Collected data

<<<<

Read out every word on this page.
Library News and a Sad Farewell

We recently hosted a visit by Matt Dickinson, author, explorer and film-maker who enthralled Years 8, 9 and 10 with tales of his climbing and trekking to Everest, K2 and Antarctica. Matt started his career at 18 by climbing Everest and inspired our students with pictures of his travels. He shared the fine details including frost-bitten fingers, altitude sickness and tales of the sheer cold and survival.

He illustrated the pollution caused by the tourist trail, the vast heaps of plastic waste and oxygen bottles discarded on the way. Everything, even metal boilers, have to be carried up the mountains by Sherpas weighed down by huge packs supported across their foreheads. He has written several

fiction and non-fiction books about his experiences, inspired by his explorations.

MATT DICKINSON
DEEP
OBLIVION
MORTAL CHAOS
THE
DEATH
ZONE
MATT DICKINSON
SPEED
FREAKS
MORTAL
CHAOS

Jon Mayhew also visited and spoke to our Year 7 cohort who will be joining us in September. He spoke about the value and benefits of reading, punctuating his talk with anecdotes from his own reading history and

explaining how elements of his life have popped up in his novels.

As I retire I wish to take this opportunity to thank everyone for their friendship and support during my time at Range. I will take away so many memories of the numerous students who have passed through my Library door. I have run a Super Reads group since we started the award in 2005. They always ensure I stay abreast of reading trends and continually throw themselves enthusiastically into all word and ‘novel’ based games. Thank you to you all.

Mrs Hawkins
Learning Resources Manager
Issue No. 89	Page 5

>>>>

__STATED EXERCISE__. Write out every entry word for word.

__WRITTEN RESPONSE__.
Read out every word on this page.
Library News and a Sad Farewell

We recently hosted a visit by Matt Dickinson, author, explorer and film-maker who enthralled Years 8, 9 and 10 with tales of his climbing and trekking to Everest, K2 and Antarctica. Matt started his career at 18 by climbing Everest and inspired our students with pictures of his travels. He shared the fine details including frost-bitten fingers, altitude sickness and tales of the sheer cold and survival.

He illustrated the pollution caused by the tourist trail, the vast heaps of plastic waste and oxygen bottles discarded on the way. Everything, even metal boilers, have to be carried up the mountains by Sherpas weighed down by huge packs supported across their foreheads. He has written several

fiction and non-fiction books about his experiences, inspired by his explorations.

MATT DICKINSON
DEEP
OBLIVION
MORTAL CHAOS
THE
DEATH
ZONE
MATT DICKINSON
SPEED
FREAKS
MORTAL
CHAOS

Jon Mayhew also visited and spoke to our Year 7 cohort who will be joining us in September. He spoke about the value and benefits of reading, punctuating his talk with anecdotes from his own reading history and

explaining how elements of his life have popped up in his novels.

As I retire I wish to take this opportunity to thank everyone for their friendship and support during my time at Range. I will take away so many memories of the numerous students who have passed through my Library door. I have run a Super Reads group since we started the award in 2005. They always ensure I stay abreast of reading trends and continually throw themselves enthusiastically into all word and ‘novel’ based games. Thank you to you all.

Mrs Hawkins
Learning Resources Manager
Issue No. 89	Page 5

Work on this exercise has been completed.